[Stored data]
* START *

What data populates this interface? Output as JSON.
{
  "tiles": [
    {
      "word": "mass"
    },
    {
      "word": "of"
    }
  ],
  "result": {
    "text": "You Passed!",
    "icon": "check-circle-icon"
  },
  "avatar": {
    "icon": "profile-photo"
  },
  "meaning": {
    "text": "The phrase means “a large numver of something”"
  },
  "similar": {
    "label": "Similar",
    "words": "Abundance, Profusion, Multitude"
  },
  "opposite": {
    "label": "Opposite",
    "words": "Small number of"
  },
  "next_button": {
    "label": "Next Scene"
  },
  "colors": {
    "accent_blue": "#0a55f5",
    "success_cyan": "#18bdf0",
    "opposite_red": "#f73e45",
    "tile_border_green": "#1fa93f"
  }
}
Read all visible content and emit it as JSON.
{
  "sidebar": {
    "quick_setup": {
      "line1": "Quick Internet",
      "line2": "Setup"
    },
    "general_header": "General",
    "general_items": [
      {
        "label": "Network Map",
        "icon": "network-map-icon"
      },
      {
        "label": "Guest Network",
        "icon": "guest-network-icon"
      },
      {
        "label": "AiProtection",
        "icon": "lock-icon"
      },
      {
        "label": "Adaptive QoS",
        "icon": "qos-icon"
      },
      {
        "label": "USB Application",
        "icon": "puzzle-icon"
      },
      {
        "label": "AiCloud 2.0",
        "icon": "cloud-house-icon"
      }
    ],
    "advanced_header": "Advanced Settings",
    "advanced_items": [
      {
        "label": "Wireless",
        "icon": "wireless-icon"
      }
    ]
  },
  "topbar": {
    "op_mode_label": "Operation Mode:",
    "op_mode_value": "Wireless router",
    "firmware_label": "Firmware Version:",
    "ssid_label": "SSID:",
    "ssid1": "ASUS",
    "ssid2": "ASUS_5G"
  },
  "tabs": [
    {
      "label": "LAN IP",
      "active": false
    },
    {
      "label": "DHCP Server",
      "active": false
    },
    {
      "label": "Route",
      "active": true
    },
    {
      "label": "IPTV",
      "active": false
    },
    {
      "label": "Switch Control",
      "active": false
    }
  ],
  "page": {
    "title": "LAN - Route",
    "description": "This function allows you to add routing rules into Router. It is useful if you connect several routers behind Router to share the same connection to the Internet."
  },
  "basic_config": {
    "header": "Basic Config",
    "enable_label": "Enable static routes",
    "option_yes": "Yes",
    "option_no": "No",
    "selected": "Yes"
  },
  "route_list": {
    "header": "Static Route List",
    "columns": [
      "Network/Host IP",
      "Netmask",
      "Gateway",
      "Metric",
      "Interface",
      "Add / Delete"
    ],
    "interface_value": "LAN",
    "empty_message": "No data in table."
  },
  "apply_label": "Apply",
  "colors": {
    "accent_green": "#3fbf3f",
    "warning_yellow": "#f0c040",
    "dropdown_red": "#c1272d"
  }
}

* END *

— SET PROBLEM —
Print out every record again, exactly and in full.

— EXERCISE OUTPUT —
What data populates this interface? Output as JSON.
{
  "tiles": [
    {
      "word": "mass"
    },
    {
      "word": "of"
    }
  ],
  "result": {
    "text": "You Passed!",
    "icon": "check-circle-icon"
  },
  "avatar": {
    "icon": "profile-photo"
  },
  "meaning": {
    "text": "The phrase means “a large numver of something”"
  },
  "similar": {
    "label": "Similar",
    "words": "Abundance, Profusion, Multitude"
  },
  "opposite": {
    "label": "Opposite",
    "words": "Small number of"
  },
  "next_button": {
    "label": "Next Scene"
  },
  "colors": {
    "accent_blue": "#0a55f5",
    "success_cyan": "#18bdf0",
    "opposite_red": "#f73e45",
    "tile_border_green": "#1fa93f"
  }
}
Read all visible content and emit it as JSON.
{
  "sidebar": {
    "quick_setup": {
      "line1": "Quick Internet",
      "line2": "Setup"
    },
    "general_header": "General",
    "general_items": [
      {
        "label": "Network Map",
        "icon": "network-map-icon"
      },
      {
        "label": "Guest Network",
        "icon": "guest-network-icon"
      },
      {
        "label": "AiProtection",
        "icon": "lock-icon"
      },
      {
        "label": "Adaptive QoS",
        "icon": "qos-icon"
      },
      {
        "label": "USB Application",
        "icon": "puzzle-icon"
      },
      {
        "label": "AiCloud 2.0",
        "icon": "cloud-house-icon"
      }
    ],
    "advanced_header": "Advanced Settings",
    "advanced_items": [
      {
        "label": "Wireless",
        "icon": "wireless-icon"
      }
    ]
  },
  "topbar": {
    "op_mode_label": "Operation Mode:",
    "op_mode_value": "Wireless router",
    "firmware_label": "Firmware Version:",
    "ssid_label": "SSID:",
    "ssid1": "ASUS",
    "ssid2": "ASUS_5G"
  },
  "tabs": [
    {
      "label": "LAN IP",
      "active": false
    },
    {
      "label": "DHCP Server",
      "active": false
    },
    {
      "label": "Route",
      "active": true
    },
    {
      "label": "IPTV",
      "active": false
    },
    {
      "label": "Switch Control",
      "active": false
    }
  ],
  "page": {
    "title": "LAN - Route",
    "description": "This function allows you to add routing rules into Router. It is useful if you connect several routers behind Router to share the same connection to the Internet."
  },
  "basic_config": {
    "header": "Basic Config",
    "enable_label": "Enable static routes",
    "option_yes": "Yes",
    "option_no": "No",
    "selected": "Yes"
  },
  "route_list": {
    "header": "Static Route List",
    "columns": [
      "Network/Host IP",
      "Netmask",
      "Gateway",
      "Metric",
      "Interface",
      "Add / Delete"
    ],
    "interface_value": "LAN",
    "empty_message": "No data in table."
  },
  "apply_label": "Apply",
  "colors": {
    "accent_green": "#3fbf3f",
    "warning_yellow": "#f0c040",
    "dropdown_red": "#c1272d"
  }
}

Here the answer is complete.